Figure contents as structured data:

____

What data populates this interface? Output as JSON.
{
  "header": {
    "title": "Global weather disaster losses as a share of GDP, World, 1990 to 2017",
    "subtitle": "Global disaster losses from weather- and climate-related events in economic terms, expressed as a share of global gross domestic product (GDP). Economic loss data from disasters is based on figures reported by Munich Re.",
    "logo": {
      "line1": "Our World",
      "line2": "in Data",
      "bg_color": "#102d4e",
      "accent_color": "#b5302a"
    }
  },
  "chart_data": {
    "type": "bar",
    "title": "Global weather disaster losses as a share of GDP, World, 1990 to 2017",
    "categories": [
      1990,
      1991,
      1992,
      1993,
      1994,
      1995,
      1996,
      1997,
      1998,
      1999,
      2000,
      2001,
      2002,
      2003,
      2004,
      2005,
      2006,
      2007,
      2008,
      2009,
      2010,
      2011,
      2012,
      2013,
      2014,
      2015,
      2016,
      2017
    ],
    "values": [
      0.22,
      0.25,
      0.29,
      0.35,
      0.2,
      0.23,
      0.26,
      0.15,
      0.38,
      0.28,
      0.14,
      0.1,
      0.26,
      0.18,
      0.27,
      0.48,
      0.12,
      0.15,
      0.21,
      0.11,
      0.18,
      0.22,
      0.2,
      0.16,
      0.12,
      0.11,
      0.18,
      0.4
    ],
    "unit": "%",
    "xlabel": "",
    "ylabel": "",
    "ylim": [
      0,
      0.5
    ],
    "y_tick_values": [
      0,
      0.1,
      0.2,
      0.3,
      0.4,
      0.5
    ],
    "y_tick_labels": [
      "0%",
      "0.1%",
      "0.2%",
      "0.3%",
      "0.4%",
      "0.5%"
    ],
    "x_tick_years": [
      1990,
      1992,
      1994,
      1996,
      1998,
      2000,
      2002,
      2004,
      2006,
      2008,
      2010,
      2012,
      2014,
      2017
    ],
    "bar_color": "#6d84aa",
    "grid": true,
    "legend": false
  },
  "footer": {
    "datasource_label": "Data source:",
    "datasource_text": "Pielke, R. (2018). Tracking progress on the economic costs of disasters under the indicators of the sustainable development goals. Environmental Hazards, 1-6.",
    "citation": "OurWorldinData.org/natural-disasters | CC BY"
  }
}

____

- [Stated goal]
Copy out each line exactly.

- [Finished task]
What data populates this interface? Output as JSON.
{
  "header": {
    "title": "Global weather disaster losses as a share of GDP, World, 1990 to 2017",
    "subtitle": "Global disaster losses from weather- and climate-related events in economic terms, expressed as a share of global gross domestic product (GDP). Economic loss data from disasters is based on figures reported by Munich Re.",
    "logo": {
      "line1": "Our World",
      "line2": "in Data",
      "bg_color": "#102d4e",
      "accent_color": "#b5302a"
    }
  },
  "chart_data": {
    "type": "bar",
    "title": "Global weather disaster losses as a share of GDP, World, 1990 to 2017",
    "categories": [
      1990,
      1991,
      1992,
      1993,
      1994,
      1995,
      1996,
      1997,
      1998,
      1999,
      2000,
      2001,
      2002,
      2003,
      2004,
      2005,
      2006,
      2007,
      2008,
      2009,
      2010,
      2011,
      2012,
      2013,
      2014,
      2015,
      2016,
      2017
    ],
    "values": [
      0.22,
      0.25,
      0.29,
      0.35,
      0.2,
      0.23,
      0.26,
      0.15,
      0.38,
      0.28,
      0.14,
      0.1,
      0.26,
      0.18,
      0.27,
      0.48,
      0.12,
      0.15,
      0.21,
      0.11,
      0.18,
      0.22,
      0.2,
      0.16,
      0.12,
      0.11,
      0.18,
      0.4
    ],
    "unit": "%",
    "xlabel": "",
    "ylabel": "",
    "ylim": [
      0,
      0.5
    ],
    "y_tick_values": [
      0,
      0.1,
      0.2,
      0.3,
      0.4,
      0.5
    ],
    "y_tick_labels": [
      "0%",
      "0.1%",
      "0.2%",
      "0.3%",
      "0.4%",
      "0.5%"
    ],
    "x_tick_years": [
      1990,
      1992,
      1994,
      1996,
      1998,
      2000,
      2002,
      2004,
      2006,
      2008,
      2010,
      2012,
      2014,
      2017
    ],
    "bar_color": "#6d84aa",
    "grid": true,
    "legend": false
  },
  "footer": {
    "datasource_label": "Data source:",
    "datasource_text": "Pielke, R. (2018). Tracking progress on the economic costs of disasters under the indicators of the sustainable development goals. Environmental Hazards, 1-6.",
    "citation": "OurWorldinData.org/natural-disasters | CC BY"
  }
}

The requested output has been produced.